## [TEXTE SOURCE]
Les discours à tendances apocalyptiques de la mouvance « New Age » à l'approche de la fin 2012 constituent un risque particulier de dérives sectaires, voire de suicides collectifs. C'est la MIVILUDES (Mission interministérielle de vigilance et de lutte contre les dérives sectaires) qui a lancé l'alerte dans son rapport annuel publié le mercredi 15 juin.

Rarement un discours apocalyptique, amplifié à l'extrême sur Internet, aura eu autant d'écho que celui informant de la fin du monde pour le 21 décembre 2012.

"Cette date précise se fonde sur une interprétation des écritures historiques, notamment celle du calendrier « Hotzkin » de la civilisation précolombienne des Mayas", précise Georges Fenech, président de la Mission.

 

Certes nous vivons une époque troublée, riche en bouleversements en tous genres et les Guédolim (grands maitres du judaïsme) admettent que nous sommes dans Ikvéta Déméchi’ha (« les talons » du Machia’h, période pré-messianique)le monde actuel ne devant pas se maintenir au-delà de 6000 ans alors que nous sommes en l’an 5771 (calcul basé sur les textes bibliques).

Seulement que dans la Torah, cette époque ne signifie pas la destruction de ce monde pour aboutir dans le néant mais au contraire une sorte d’aboutissement de la Création, mise au service de du Limoud haTorah (l’étude de la Torah).

Le Rambam (Maïmonide) écrit : « Les prophètes et les Sages n’ont jamais aspiré à l’époque messianique pour accroitre leur pouvoir ou dominer les nations, mais uniquement pour se libérer des tracas quotidiens pour s’élever et se consacrer à l’étude afin de mériter le monde futur ».

Entrées de données enregistrées
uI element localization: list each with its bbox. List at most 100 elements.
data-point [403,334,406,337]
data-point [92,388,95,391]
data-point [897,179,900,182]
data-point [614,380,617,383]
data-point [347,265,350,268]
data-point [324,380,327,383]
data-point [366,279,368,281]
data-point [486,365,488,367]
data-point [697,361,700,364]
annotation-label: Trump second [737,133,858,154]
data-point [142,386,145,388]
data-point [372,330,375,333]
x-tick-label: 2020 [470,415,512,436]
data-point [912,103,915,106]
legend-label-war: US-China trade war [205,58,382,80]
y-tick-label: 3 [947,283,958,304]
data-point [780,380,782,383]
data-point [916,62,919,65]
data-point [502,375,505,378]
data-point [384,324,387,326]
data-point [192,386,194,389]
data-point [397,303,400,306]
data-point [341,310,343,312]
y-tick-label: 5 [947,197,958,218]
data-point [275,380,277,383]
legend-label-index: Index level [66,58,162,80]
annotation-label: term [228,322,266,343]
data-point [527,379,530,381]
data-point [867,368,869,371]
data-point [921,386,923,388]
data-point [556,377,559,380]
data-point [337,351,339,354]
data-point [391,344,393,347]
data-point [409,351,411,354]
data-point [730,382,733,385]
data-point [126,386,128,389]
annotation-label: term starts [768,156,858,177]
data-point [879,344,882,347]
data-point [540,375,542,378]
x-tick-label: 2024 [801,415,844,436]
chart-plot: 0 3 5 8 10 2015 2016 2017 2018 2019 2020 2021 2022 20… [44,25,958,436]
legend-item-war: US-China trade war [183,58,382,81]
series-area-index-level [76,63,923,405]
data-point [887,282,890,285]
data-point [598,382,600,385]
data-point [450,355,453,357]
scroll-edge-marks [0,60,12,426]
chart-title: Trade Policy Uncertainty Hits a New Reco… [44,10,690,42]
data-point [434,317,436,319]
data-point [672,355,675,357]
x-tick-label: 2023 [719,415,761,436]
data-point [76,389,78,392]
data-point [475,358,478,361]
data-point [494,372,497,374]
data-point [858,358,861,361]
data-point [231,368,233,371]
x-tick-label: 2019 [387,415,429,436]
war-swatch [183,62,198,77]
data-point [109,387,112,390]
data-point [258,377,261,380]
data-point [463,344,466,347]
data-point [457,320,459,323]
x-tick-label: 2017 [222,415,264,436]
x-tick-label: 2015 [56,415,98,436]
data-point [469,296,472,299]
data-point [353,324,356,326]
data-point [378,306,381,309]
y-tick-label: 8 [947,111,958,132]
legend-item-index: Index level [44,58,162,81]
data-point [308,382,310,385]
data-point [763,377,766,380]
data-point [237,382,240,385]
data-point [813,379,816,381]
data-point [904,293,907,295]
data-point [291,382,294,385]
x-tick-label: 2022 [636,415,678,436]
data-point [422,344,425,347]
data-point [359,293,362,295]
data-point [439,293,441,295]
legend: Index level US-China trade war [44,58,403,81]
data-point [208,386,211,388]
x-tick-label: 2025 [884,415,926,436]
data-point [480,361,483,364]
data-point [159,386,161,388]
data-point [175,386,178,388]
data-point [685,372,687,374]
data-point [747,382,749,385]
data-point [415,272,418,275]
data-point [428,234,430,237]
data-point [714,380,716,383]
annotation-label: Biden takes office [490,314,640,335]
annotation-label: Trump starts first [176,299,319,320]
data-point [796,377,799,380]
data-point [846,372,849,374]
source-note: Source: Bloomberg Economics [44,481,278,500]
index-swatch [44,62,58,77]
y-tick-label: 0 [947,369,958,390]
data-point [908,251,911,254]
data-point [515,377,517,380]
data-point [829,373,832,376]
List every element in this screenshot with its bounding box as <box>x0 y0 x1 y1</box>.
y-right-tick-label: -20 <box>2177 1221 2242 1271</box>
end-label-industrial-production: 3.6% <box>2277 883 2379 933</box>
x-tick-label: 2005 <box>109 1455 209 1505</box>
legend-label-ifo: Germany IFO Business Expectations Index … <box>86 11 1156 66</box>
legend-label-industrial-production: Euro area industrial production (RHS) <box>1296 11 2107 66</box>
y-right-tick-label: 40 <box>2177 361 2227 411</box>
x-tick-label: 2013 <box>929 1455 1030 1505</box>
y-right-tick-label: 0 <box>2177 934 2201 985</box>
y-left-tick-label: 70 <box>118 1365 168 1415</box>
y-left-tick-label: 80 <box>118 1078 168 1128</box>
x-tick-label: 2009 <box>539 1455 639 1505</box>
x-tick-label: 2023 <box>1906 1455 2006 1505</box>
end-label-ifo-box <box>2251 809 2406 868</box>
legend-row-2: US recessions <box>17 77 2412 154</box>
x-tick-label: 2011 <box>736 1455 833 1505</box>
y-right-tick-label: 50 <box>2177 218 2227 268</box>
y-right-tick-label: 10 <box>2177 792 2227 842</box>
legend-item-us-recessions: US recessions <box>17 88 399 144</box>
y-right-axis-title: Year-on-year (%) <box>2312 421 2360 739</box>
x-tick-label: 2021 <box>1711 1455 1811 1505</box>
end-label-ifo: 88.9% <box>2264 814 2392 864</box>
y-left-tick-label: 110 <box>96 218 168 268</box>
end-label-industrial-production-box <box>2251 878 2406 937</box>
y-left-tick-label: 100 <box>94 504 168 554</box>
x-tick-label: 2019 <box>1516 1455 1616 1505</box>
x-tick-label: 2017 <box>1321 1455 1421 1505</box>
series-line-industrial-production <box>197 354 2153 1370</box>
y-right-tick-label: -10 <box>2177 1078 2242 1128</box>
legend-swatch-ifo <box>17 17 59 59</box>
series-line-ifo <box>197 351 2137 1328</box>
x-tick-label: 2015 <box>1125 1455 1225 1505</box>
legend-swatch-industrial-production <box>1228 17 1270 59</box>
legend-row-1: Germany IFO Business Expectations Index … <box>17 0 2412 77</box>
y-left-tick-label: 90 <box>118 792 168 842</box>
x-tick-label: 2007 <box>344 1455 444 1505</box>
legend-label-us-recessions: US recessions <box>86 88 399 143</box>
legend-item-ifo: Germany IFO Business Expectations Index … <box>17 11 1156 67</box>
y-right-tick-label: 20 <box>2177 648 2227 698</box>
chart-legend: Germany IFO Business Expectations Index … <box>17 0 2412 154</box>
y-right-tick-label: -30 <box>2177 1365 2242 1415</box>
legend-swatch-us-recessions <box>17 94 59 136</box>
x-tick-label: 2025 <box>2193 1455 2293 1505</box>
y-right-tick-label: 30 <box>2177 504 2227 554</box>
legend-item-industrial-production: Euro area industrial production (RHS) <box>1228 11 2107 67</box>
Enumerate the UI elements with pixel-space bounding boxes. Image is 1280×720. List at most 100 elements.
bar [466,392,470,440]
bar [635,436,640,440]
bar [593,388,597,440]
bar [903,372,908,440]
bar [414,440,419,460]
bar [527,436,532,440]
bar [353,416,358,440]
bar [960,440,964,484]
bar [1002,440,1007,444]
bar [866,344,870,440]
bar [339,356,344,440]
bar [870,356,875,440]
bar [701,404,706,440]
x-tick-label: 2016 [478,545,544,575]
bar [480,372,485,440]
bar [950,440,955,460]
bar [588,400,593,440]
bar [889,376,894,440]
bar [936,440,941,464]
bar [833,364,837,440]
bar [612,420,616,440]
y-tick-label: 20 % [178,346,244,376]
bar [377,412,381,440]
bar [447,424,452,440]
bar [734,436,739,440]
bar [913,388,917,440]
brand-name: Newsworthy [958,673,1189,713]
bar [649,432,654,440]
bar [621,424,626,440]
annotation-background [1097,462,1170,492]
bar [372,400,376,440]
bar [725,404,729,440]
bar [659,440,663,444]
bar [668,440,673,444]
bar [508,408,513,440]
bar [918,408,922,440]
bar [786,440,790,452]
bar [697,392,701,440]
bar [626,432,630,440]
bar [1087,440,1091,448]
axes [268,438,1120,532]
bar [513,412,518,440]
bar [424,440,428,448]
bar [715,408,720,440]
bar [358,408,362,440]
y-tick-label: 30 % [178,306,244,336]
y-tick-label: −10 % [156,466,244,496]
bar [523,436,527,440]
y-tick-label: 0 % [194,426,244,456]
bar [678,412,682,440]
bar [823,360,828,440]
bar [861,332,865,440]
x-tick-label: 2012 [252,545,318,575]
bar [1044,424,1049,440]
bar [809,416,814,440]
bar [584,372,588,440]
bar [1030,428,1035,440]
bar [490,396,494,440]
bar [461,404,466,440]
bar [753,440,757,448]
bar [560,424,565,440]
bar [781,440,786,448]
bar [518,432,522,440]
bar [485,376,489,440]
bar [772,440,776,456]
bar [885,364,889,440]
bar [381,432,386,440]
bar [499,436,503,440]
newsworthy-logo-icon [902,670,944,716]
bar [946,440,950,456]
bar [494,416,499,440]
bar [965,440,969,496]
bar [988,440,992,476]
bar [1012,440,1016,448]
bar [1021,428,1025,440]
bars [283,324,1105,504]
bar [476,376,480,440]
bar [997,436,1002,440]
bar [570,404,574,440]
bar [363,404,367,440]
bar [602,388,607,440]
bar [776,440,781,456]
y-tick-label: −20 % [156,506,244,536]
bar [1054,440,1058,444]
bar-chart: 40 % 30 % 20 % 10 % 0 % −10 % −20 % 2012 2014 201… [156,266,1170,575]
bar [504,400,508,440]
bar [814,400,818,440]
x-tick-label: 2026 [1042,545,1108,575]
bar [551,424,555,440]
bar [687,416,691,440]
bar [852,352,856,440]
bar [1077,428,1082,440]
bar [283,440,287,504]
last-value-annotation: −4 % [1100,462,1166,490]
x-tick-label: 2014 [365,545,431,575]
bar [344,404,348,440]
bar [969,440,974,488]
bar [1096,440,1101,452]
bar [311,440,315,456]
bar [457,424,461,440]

## [DÉTAILS DU PROBLÈME]
Dans le texte sur les discours apocalyptiques de 2012, qui est désigné comme président de la Mission ?

## [RÉSULTAT DE LA TÂCHE]
Georges Fenech.